(Dataset records)
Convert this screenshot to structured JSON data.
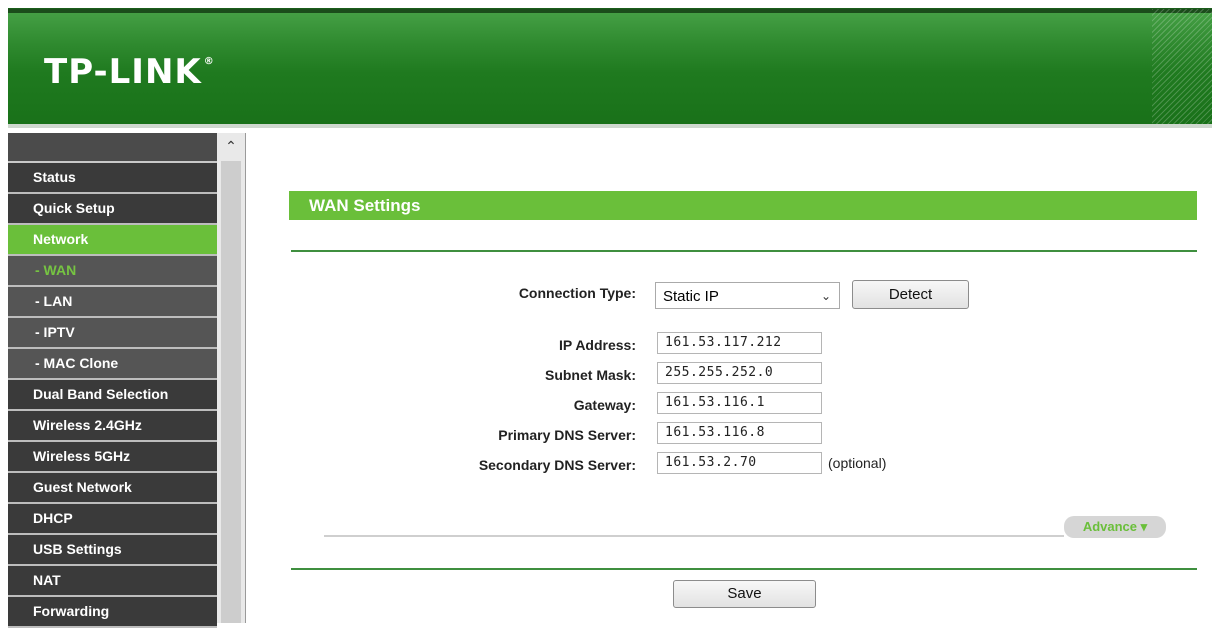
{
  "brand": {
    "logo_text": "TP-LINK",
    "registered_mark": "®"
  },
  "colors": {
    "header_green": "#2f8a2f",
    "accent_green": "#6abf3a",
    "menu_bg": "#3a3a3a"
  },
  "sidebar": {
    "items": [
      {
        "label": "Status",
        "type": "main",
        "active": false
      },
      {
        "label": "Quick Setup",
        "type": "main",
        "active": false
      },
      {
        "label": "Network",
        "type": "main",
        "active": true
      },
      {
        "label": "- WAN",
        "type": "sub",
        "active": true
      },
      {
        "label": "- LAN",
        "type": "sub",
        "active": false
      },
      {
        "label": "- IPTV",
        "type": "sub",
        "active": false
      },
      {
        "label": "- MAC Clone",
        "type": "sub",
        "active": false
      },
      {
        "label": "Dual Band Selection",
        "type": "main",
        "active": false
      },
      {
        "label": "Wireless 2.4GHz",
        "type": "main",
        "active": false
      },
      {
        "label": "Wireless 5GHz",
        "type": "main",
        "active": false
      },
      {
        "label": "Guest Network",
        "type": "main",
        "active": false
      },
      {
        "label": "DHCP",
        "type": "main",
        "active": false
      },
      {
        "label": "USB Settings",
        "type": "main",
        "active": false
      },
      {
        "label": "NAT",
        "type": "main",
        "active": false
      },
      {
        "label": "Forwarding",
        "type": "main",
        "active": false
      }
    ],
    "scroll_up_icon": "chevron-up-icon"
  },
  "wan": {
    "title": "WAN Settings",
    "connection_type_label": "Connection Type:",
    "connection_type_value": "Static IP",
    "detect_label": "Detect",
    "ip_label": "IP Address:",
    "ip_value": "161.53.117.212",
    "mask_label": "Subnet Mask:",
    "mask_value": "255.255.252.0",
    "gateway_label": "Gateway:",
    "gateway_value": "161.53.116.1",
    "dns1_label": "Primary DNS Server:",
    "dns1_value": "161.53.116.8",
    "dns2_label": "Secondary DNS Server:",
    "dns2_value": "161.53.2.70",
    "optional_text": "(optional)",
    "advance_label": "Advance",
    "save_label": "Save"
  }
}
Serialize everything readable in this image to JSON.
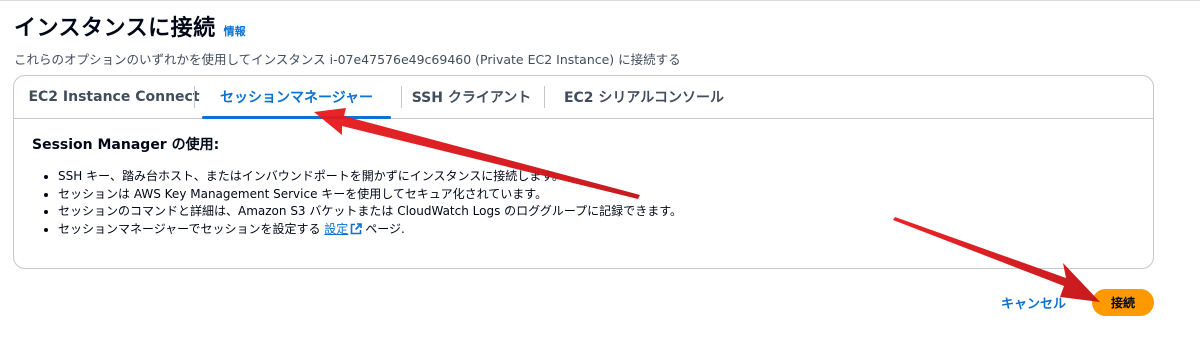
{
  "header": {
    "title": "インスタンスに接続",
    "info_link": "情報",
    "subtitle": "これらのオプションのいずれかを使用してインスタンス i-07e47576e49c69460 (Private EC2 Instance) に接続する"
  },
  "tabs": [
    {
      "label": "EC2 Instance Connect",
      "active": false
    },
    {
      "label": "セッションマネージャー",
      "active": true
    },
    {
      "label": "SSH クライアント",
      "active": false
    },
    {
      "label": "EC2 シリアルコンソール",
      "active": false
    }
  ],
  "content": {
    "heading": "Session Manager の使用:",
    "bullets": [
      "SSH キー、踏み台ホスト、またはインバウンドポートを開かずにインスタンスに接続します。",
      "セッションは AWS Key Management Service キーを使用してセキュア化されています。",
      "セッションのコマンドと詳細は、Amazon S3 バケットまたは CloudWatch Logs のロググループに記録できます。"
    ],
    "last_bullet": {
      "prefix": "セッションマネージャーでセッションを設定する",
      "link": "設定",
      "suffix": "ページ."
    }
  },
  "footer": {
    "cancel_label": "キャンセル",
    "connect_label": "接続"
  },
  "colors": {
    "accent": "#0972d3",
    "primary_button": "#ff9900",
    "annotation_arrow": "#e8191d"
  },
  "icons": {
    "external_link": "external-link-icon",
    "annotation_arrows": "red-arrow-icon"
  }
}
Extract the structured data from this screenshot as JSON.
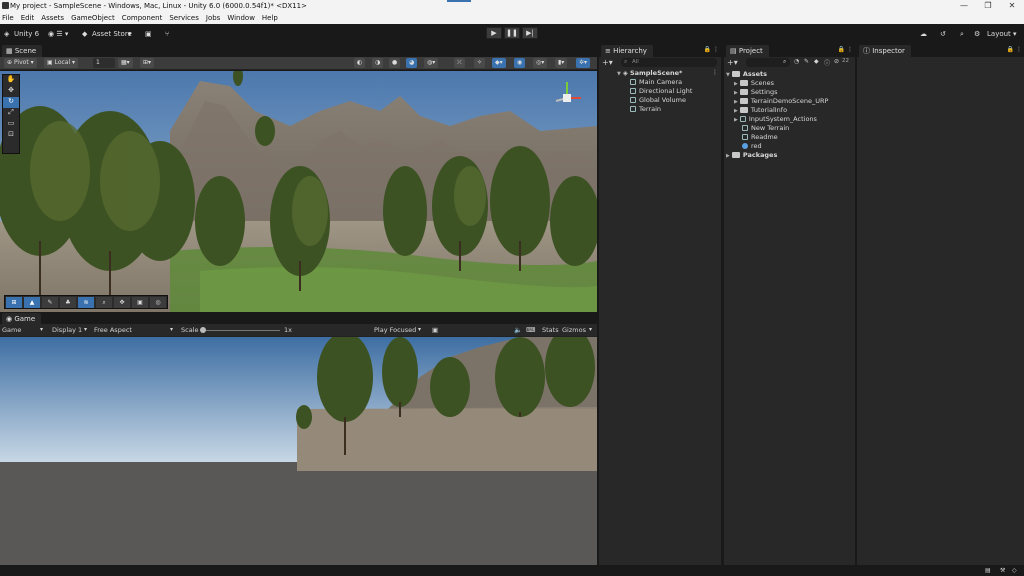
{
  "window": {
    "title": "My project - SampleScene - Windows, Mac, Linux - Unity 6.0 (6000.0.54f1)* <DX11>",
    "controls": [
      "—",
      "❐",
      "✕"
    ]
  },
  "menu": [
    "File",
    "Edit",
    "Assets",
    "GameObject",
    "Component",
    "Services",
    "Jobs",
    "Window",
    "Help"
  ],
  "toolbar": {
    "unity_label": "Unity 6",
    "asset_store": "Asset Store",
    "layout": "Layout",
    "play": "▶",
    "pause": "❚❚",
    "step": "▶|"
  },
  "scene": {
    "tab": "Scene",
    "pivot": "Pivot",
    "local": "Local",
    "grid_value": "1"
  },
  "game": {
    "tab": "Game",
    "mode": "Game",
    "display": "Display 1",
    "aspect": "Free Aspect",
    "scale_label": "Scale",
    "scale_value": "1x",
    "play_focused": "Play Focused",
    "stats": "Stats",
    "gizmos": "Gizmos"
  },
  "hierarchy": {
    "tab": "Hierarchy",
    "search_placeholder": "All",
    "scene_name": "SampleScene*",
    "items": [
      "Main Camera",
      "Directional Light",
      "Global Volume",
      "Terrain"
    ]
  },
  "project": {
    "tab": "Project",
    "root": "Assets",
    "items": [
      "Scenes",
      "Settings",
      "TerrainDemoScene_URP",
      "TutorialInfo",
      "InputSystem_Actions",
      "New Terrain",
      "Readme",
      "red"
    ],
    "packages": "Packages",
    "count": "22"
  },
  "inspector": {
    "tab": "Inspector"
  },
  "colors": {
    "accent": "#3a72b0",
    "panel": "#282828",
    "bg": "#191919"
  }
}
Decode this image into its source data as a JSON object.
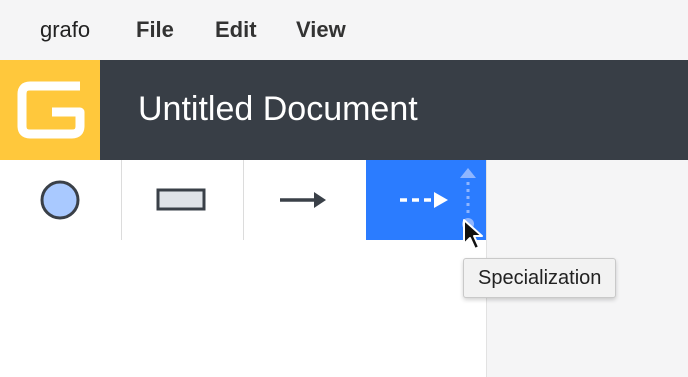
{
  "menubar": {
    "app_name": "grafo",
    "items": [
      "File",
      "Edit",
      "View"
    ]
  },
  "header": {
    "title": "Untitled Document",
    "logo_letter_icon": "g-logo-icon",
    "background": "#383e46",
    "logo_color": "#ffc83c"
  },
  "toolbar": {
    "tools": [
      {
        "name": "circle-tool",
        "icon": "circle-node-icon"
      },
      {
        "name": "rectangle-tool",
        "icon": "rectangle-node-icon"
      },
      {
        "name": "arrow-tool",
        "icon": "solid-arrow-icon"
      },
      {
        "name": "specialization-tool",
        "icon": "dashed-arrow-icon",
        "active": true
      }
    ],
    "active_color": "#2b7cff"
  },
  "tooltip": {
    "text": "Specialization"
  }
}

**Exercise requirements:** List all lines holding the string "screenshot".

**Answer for this exercise:**
Convert this screenshot to structured JSON data.
Extract the structured data from this screenshot as JSON.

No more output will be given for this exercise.